The request: Can you repeat, word for word, the part of the case note on relief from forfeiture below starting with "This case concerns" and going on through "its non-monetary obligations."?

Passage given:
Equitable relief from forfeiture

Licence and possessory rights

The Manchester Ship Canal Company Ltd v Vauxhall Motors Ltd

[2019] UKSC 46


The Supreme Court held that in the context of land, equitable relief is not only available for forfeiture of property rights, it can be granted for forfeiture of possessory rights.


This case concerns the Vauxhall’s right by licence to discharge water and trade effluence into the Canal Company’s canal, and whether or not relief from forfeiture of that licence can be granted.

The licence was granted in 1962 in perpetuity, with an annual licence fee of £50. Clause 5 of the licence contained a provision enabling the Canal Company to bring the licence to an end upon non-payment of the licence fee or default by Vauxhall of its non-monetary obligations.

On 12 October 2013, Vauxhall missed making a payment, and so on 10 March 2014, the Canal Company terminated the licence. After a period of negotiation for a new licence, during which time Vauxhall continued to exercise its rights under the terminated licence, Vauxhall issued proceedings for relief against forfeiture.


Does the court have the power to grant equitable relief from forfeiture of a licence?

Court of Appeal 

The Court of Appeal held the relevant rights were possessory, so that they engaged the court’s equitable jurisdiction to grant relief.

Supreme Court 

The Supreme Court unanimously agreed that relief from forfeiture is available where there had been forfeiture of proprietary or possessory rights, even for licences.

The Supreme Court noted that it is settled law that equitable relief may apply to forfeiture of “possessory rights” in the context of personal property and concluded that there are powerful reasons why it should also do so in the context of land. First, the doctrine of relief from forfeiture historically developed in the context of land and second, there is no logical or principled reason for distinguishing between rights over land and rights over other forms of property.

The concept of “possessory rights” does not lead to significant uncertainty in the law. It is frequently used in the context of commercial law and there is no immediately obvious reason why it should not be used in relation to rights over land.

“Possessory rights” means rights which fall short of full ownership, but do give possession. Lord Briggs made reference approvingly to the analysis of “possessory rights” given by the Court of Appeal:

“There are two elements to the concept of possession: (1) a sufficient degree of physical custody and control (‘factual possession’); (2) an intention to exercise such custody and control on one’s own behalf and for one’s own benefit (‘intention to possess’). What amounts to a sufficient degree of physical custody and control will depend on the nature of the relevant subject matter and the manner in which that subject matter is commonly enjoyed. The existence of the intention to possess is to be objectively ascertained and will usually be deduced from the acts carried out by the putative possessor …”


The Supreme Court’s decision does not mean that relief from the forfeiture of a licence is always available. Not all licences grant “possessory rights” which means that relief from forfeiture will not be available for all types of licence.

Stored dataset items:
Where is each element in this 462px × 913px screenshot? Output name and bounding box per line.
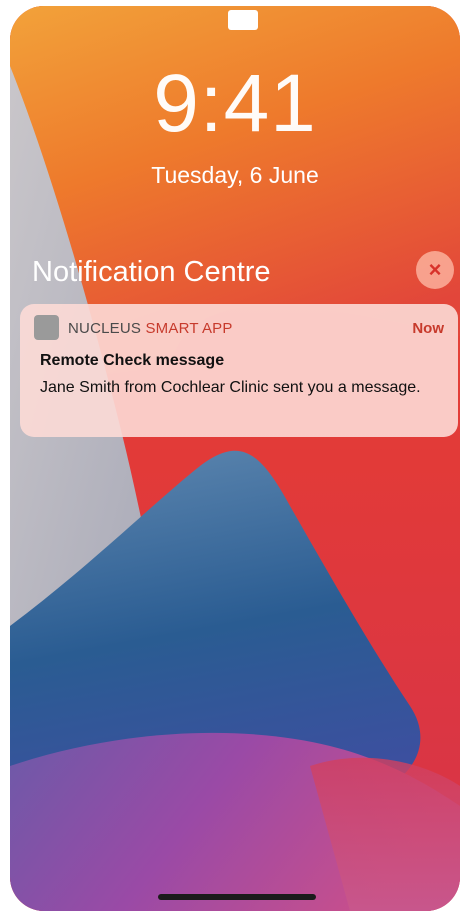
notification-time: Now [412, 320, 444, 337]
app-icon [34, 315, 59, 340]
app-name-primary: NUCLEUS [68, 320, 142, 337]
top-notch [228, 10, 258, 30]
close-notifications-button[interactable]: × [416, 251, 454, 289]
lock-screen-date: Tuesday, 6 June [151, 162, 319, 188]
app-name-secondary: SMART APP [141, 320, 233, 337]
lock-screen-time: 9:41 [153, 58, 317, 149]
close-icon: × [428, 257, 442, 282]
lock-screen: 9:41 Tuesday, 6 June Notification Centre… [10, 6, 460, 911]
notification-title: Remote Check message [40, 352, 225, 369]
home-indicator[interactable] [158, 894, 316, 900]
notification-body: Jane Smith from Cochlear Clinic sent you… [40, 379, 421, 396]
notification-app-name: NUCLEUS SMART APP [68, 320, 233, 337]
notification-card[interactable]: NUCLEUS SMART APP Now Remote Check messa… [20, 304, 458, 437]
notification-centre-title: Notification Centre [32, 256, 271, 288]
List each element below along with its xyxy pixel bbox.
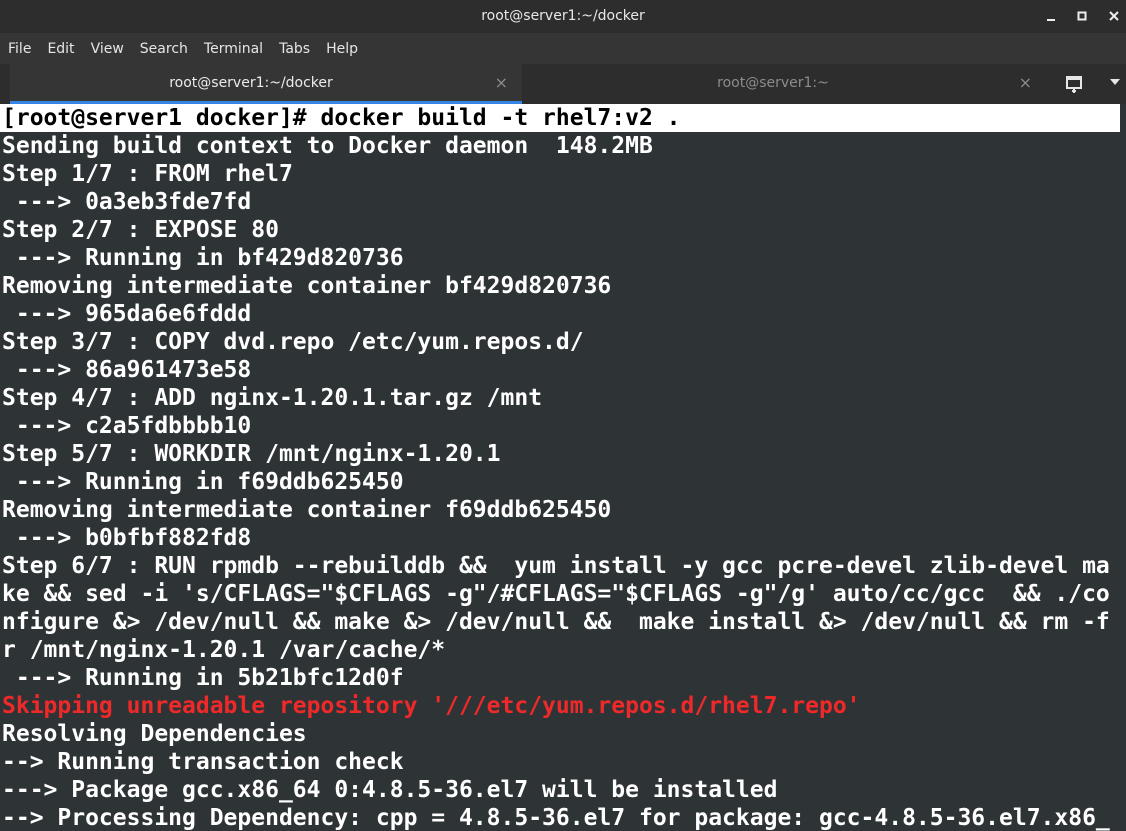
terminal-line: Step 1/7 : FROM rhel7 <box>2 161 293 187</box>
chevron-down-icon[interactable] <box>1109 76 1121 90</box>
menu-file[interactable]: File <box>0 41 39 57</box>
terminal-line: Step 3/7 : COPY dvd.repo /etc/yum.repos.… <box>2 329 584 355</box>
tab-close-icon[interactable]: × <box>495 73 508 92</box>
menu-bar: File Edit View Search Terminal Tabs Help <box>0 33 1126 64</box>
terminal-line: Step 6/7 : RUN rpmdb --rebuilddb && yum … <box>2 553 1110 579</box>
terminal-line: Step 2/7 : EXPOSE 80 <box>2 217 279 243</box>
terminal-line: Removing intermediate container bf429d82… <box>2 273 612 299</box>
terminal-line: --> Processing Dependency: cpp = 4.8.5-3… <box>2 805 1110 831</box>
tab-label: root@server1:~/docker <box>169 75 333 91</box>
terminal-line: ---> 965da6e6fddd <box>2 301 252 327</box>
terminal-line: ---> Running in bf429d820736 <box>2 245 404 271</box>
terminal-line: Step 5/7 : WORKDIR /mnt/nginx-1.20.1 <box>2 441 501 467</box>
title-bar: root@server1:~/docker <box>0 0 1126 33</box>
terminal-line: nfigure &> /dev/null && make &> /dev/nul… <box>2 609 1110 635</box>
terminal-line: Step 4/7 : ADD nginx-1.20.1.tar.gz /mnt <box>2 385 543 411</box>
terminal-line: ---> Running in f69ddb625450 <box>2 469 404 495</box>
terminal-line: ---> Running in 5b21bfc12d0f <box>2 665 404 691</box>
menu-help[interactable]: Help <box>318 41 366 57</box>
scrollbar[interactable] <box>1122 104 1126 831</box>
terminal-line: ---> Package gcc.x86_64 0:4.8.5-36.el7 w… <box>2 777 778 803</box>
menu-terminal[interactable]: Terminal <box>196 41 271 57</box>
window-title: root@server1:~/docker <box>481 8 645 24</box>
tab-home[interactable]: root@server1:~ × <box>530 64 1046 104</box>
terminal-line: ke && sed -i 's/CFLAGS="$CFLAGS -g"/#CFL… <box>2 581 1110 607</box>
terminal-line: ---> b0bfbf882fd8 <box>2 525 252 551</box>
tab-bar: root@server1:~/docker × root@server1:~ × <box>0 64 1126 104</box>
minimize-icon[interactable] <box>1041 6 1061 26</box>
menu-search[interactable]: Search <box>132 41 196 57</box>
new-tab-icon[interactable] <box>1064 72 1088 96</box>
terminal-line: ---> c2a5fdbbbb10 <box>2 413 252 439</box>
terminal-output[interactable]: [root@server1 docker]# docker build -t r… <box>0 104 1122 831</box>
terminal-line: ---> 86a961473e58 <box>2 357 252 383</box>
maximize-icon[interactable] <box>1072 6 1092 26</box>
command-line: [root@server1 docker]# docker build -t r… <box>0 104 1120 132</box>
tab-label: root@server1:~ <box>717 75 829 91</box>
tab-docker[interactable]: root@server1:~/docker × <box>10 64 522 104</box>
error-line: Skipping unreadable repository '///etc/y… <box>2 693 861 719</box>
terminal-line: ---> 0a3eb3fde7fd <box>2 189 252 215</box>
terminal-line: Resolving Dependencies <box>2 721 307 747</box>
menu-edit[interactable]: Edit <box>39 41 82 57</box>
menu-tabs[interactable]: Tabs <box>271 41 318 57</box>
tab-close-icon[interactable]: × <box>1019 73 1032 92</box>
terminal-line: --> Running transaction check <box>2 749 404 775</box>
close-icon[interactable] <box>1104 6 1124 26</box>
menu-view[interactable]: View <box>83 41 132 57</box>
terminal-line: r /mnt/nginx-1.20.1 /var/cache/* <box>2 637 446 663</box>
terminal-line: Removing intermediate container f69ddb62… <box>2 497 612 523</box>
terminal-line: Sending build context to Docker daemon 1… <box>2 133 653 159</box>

==

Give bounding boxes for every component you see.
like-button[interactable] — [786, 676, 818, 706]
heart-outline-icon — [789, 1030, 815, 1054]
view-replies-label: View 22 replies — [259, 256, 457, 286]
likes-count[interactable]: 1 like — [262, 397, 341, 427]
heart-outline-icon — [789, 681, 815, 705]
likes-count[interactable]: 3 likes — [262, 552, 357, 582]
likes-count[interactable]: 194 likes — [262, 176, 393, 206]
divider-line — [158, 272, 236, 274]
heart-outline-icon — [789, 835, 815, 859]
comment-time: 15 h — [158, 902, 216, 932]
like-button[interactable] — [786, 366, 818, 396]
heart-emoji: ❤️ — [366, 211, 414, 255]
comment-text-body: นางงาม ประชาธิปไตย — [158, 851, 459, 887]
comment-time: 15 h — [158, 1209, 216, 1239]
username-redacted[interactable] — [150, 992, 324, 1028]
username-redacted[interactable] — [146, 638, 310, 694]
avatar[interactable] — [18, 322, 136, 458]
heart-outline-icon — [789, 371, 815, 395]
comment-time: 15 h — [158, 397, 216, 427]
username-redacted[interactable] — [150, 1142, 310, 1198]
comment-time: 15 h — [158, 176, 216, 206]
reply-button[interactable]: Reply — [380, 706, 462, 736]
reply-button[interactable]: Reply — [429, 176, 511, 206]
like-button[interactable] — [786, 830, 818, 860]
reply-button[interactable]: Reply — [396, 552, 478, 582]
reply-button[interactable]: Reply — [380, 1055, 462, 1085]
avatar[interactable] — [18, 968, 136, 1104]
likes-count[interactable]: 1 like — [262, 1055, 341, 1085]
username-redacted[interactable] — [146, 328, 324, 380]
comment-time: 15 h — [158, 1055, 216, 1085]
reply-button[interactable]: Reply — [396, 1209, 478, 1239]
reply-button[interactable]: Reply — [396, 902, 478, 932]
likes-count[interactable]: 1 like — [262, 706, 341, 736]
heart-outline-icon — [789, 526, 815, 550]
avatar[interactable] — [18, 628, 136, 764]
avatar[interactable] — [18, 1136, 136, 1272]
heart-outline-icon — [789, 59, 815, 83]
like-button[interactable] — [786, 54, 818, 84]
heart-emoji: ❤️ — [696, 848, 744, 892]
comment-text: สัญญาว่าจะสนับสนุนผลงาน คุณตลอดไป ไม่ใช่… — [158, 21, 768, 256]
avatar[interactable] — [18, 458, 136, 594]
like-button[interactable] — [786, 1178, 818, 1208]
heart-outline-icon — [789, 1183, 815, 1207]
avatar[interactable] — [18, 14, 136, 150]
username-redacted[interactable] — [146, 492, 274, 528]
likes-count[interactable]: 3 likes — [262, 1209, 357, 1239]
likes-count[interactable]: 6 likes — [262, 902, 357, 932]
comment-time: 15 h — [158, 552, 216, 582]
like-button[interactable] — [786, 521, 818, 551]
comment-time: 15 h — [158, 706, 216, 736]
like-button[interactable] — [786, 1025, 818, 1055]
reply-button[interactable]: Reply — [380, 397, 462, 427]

==

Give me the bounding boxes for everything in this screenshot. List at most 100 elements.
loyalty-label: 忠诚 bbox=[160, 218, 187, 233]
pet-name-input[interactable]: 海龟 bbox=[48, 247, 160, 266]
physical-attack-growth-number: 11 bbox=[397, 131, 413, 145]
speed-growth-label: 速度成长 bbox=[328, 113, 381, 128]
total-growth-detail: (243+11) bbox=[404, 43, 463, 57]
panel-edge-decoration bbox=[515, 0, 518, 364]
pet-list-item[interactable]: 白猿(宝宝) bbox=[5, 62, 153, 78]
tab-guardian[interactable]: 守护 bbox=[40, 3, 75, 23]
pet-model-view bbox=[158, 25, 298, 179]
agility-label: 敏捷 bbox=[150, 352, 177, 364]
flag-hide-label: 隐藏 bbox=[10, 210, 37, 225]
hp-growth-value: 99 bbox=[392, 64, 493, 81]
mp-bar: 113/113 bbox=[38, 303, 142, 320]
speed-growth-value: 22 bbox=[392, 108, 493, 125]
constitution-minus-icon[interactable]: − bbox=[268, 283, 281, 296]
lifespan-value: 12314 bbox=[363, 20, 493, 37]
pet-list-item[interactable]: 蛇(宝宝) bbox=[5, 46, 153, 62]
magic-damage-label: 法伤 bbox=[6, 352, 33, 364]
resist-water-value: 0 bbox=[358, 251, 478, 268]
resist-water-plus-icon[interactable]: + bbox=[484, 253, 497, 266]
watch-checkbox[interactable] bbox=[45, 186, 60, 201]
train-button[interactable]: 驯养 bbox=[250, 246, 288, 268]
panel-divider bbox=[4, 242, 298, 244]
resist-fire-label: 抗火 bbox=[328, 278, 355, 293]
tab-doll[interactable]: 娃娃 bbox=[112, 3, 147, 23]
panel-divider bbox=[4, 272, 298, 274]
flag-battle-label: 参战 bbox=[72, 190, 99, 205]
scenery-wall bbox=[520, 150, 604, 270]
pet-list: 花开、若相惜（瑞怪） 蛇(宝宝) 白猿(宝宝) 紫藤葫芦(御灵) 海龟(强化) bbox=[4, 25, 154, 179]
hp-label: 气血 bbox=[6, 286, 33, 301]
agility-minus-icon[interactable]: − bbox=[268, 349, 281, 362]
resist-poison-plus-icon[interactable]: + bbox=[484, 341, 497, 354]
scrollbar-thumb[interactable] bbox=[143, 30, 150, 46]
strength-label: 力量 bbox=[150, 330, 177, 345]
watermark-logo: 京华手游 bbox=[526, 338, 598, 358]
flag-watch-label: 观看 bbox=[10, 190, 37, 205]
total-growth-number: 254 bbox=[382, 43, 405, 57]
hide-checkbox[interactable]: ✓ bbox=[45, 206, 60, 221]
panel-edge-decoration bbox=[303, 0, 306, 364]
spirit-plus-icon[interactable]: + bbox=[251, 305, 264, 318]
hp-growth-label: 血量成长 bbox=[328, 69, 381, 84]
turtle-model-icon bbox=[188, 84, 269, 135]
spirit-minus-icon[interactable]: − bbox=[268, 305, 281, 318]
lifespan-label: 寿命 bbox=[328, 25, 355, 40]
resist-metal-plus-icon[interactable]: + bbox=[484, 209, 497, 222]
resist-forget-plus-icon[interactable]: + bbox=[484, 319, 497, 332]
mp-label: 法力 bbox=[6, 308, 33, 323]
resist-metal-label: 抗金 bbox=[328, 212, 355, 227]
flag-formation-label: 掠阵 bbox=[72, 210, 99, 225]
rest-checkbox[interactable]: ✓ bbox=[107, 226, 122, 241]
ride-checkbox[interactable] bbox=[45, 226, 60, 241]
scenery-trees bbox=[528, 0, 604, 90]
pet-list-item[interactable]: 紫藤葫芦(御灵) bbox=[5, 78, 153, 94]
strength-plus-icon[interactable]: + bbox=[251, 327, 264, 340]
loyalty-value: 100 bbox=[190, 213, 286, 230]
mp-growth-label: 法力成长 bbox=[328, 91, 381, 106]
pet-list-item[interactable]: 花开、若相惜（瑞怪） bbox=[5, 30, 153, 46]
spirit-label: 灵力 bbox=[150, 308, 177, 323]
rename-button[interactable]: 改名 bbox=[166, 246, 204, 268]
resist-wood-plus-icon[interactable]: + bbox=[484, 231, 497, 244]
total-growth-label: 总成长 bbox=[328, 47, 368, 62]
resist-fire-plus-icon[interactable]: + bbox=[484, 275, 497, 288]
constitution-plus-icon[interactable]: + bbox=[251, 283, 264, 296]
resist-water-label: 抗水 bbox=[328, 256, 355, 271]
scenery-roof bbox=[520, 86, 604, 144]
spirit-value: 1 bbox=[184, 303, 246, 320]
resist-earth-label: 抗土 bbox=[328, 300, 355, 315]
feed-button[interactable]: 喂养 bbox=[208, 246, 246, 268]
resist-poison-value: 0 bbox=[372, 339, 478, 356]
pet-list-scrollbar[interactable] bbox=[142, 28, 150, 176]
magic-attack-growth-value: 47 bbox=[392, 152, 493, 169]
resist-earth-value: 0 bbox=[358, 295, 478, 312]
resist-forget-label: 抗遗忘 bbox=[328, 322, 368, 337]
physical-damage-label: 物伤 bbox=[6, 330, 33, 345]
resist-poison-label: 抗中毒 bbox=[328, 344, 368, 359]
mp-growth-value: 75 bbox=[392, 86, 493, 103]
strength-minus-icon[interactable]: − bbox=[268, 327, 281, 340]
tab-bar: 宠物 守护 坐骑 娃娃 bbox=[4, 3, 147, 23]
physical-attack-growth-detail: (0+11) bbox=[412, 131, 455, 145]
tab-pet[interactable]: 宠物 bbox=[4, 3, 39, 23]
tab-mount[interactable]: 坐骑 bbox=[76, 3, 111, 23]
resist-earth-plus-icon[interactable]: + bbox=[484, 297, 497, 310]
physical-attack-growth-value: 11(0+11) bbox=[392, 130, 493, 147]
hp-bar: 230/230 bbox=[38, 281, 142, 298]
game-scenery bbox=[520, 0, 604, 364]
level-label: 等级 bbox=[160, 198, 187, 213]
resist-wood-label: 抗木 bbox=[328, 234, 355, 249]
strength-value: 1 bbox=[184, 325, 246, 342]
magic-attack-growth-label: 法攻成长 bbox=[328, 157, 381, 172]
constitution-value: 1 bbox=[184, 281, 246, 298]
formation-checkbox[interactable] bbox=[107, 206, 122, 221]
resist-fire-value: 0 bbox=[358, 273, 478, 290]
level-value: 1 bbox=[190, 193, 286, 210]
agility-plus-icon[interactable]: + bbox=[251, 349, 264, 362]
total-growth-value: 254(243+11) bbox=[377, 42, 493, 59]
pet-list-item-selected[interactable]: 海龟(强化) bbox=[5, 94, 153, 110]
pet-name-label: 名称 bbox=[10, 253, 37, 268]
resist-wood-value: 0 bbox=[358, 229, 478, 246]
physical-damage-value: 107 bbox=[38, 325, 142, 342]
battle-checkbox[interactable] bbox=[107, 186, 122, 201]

Output for this exercise:
This case concerns the Vauxhall’s right by licence to discharge water and trade effluence into the Canal Company’s canal, and whether or not relief from forfeiture of that licence can be granted.

The licence was granted in 1962 in perpetuity, with an annual licence fee of £50. Clause 5 of the licence contained a provision enabling the Canal Company to bring the licence to an end upon non-payment of the licence fee or default by Vauxhall of its non-monetary obligations.